Extracted data entries:
————
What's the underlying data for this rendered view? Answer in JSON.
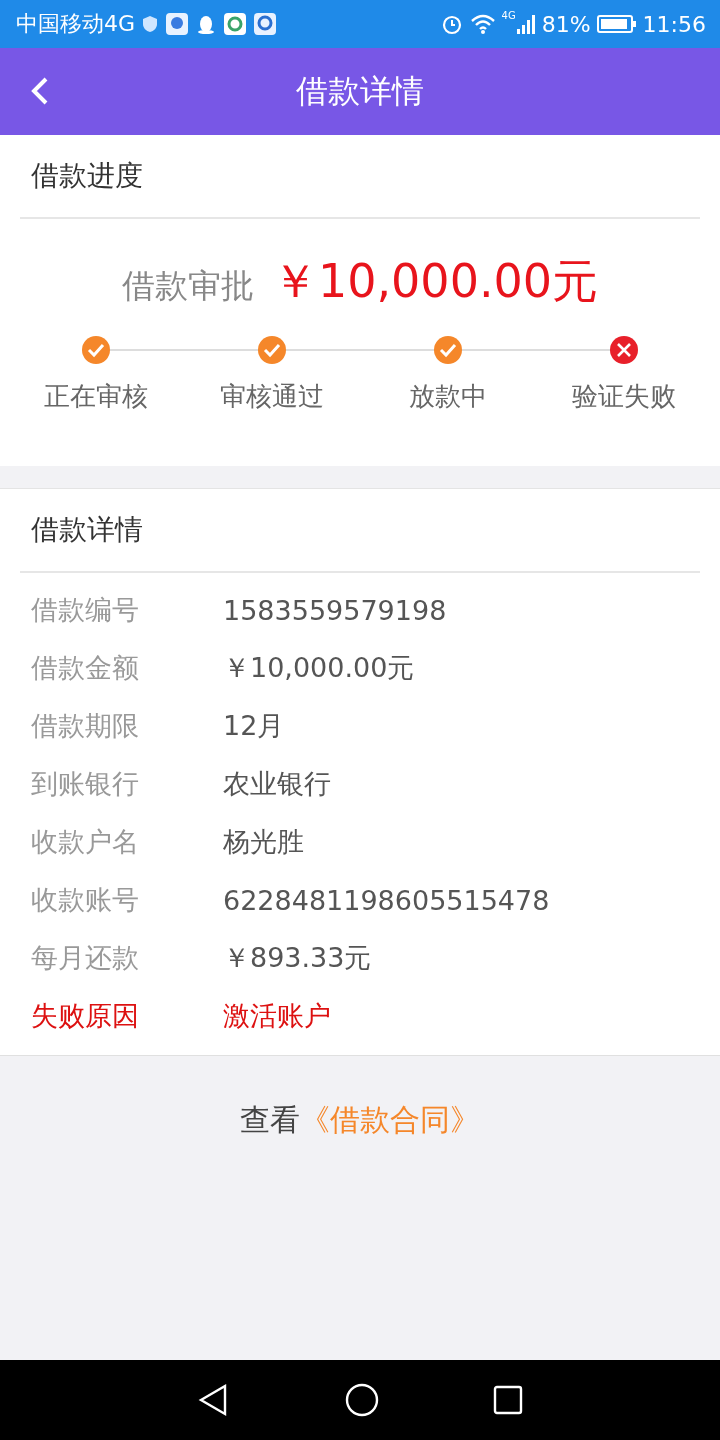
{
  "status_bar": {
    "carrier": "中国移动4G",
    "network": "4G",
    "battery": "81%",
    "time": "11:56"
  },
  "header": {
    "title": "借款详情"
  },
  "progress": {
    "title": "借款进度",
    "label": "借款审批",
    "amount": "￥10,000.00元",
    "steps": [
      {
        "label": "正在审核",
        "failed": false
      },
      {
        "label": "审核通过",
        "failed": false
      },
      {
        "label": "放款中",
        "failed": false
      },
      {
        "label": "验证失败",
        "failed": true
      }
    ]
  },
  "details": {
    "title": "借款详情",
    "rows": [
      {
        "label": "借款编号",
        "value": "1583559579198",
        "kind": "normal"
      },
      {
        "label": "借款金额",
        "value": "￥10,000.00元",
        "kind": "normal"
      },
      {
        "label": "借款期限",
        "value": "12月",
        "kind": "normal"
      },
      {
        "label": "到账银行",
        "value": "农业银行",
        "kind": "normal"
      },
      {
        "label": "收款户名",
        "value": "杨光胜",
        "kind": "normal"
      },
      {
        "label": "收款账号",
        "value": "6228481198605515478",
        "kind": "normal"
      },
      {
        "label": "每月还款",
        "value": "￥893.33元",
        "kind": "normal"
      },
      {
        "label": "失败原因",
        "value": "激活账户",
        "kind": "alert"
      }
    ]
  },
  "contract": {
    "prefix": "查看",
    "link": "《借款合同》"
  }
}
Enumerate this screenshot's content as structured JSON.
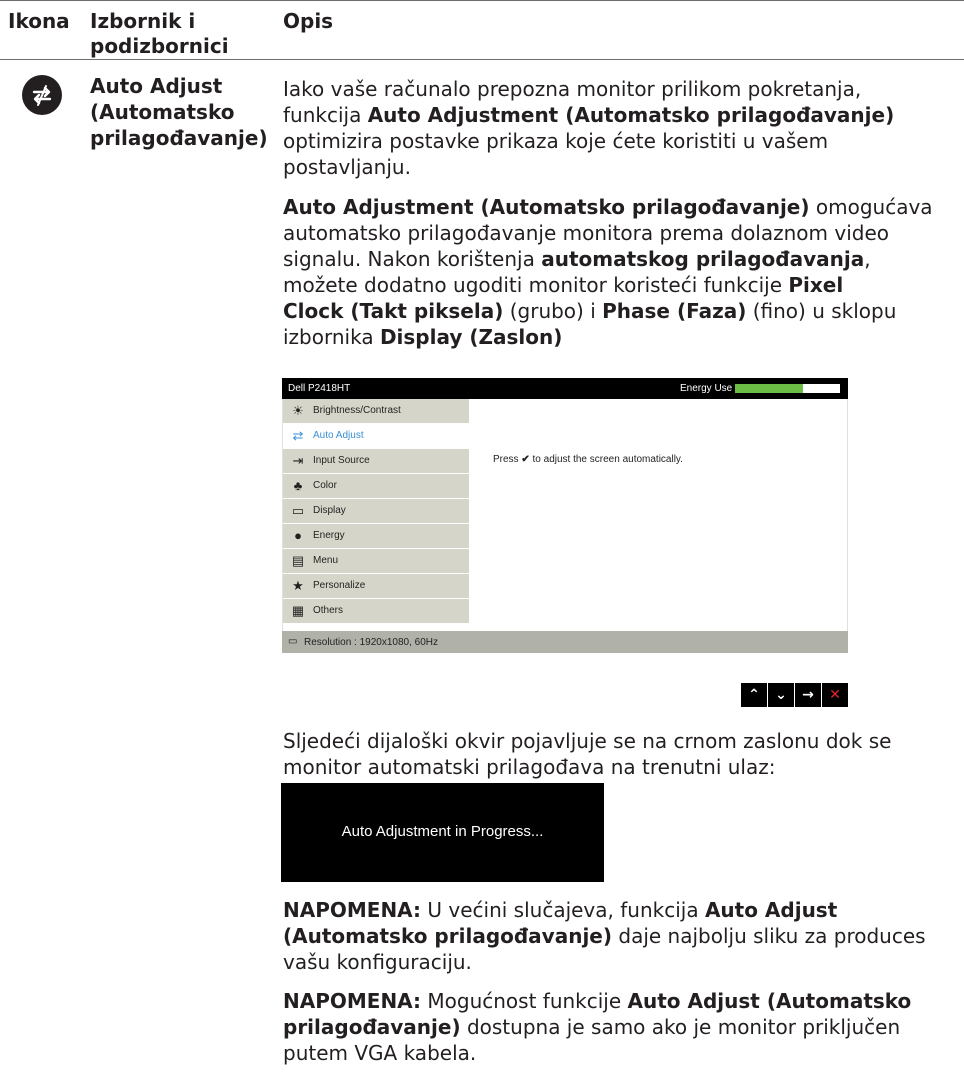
{
  "header": {
    "col_icon": "Ikona",
    "col_menu_line1": "Izbornik i",
    "col_menu_line2": "podizbornici",
    "col_desc": "Opis"
  },
  "feature": {
    "icon": "auto-adjust-icon",
    "name_line1": "Auto Adjust",
    "name_line2": "(Automatsko",
    "name_line3": "prilagođavanje)"
  },
  "para1": {
    "l1": "Iako vaše računalo prepozna monitor prilikom pokretanja,",
    "l2_pre": "funkcija ",
    "l2_b": "Auto Adjustment (Automatsko prilagođavanje)",
    "l3": "optimizira postavke prikaza koje ćete koristiti u vašem",
    "l4": "postavljanju."
  },
  "para2": {
    "l1_b": "Auto Adjustment (Automatsko prilagođavanje)",
    "l1_post": " omogućava",
    "l2": "automatsko prilagođavanje monitora prema dolaznom video",
    "l3_pre": "signalu. Nakon korištenja ",
    "l3_b": "automatskog prilagođavanja",
    "l3_post": ",",
    "l4_pre": "možete dodatno ugoditi monitor koristeći funkcije ",
    "l4_b": "Pixel",
    "l5_b": "Clock (Takt piksela)",
    "l5_mid": " (grubo) i ",
    "l5_b2": "Phase (Faza)",
    "l5_post": " (fino) u sklopu",
    "l6_pre": "izbornika ",
    "l6_b": "Display (Zaslon)"
  },
  "osd": {
    "model": "Dell P2418HT",
    "energy_label": "Energy Use",
    "energy_level": 0.65,
    "energy_color": "#6bbd45",
    "selected_color": "#3b8fd4",
    "menu": [
      {
        "label": "Brightness/Contrast",
        "icon": "sun-icon",
        "glyph": "☀"
      },
      {
        "label": "Auto Adjust",
        "icon": "auto-adjust-icon",
        "glyph": "⇄"
      },
      {
        "label": "Input Source",
        "icon": "input-source-icon",
        "glyph": "⇥"
      },
      {
        "label": "Color",
        "icon": "color-icon",
        "glyph": "♣"
      },
      {
        "label": "Display",
        "icon": "display-icon",
        "glyph": "▭"
      },
      {
        "label": "Energy",
        "icon": "energy-icon",
        "glyph": "●"
      },
      {
        "label": "Menu",
        "icon": "menu-icon",
        "glyph": "▤"
      },
      {
        "label": "Personalize",
        "icon": "star-icon",
        "glyph": "★"
      },
      {
        "label": "Others",
        "icon": "others-icon",
        "glyph": "▦"
      }
    ],
    "message_pre": "Press ",
    "message_check": "✔",
    "message_post": " to adjust the screen automatically.",
    "resolution": "Resolution : 1920x1080, 60Hz"
  },
  "nav_buttons": [
    {
      "icon": "up-icon",
      "glyph": "⌃"
    },
    {
      "icon": "down-icon",
      "glyph": "⌄"
    },
    {
      "icon": "right-arrow-icon",
      "glyph": "→"
    },
    {
      "icon": "close-icon",
      "glyph": "✕"
    }
  ],
  "para3": {
    "l1": "Sljedeći dijaloški okvir pojavljuje se na crnom zaslonu dok se",
    "l2": "monitor automatski prilagođava na trenutni ulaz:"
  },
  "progress_box": "Auto Adjustment in Progress...",
  "note1": {
    "l1_b": "NAPOMENA:",
    "l1_mid": " U većini slučajeva, funkcija ",
    "l1_b2": "Auto Adjust",
    "l2_b": "(Automatsko prilagođavanje)",
    "l2_post": " daje najbolju sliku za produces",
    "l3": "vašu konfiguraciju."
  },
  "note2": {
    "l1_b": "NAPOMENA:",
    "l1_mid": " Mogućnost funkcije ",
    "l1_b2": "Auto Adjust (Automatsko",
    "l2_b": "prilagođavanje)",
    "l2_post": " dostupna je samo ako je monitor priključen",
    "l3": "putem VGA kabela."
  }
}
————
== GIVEN INSTRUCTION ==
Scan the data above and copy every line with "value" in it.

== WRITTEN RESPONSE ==
        "value": "1583559579198",
        "value": "￥10,000.00元",
        "value": "12月",
        "value": "农业银行",
        "value": "杨光胜",
        "value": "6228481198605515478",
        "value": "￥893.33元",
        "value": "激活账户",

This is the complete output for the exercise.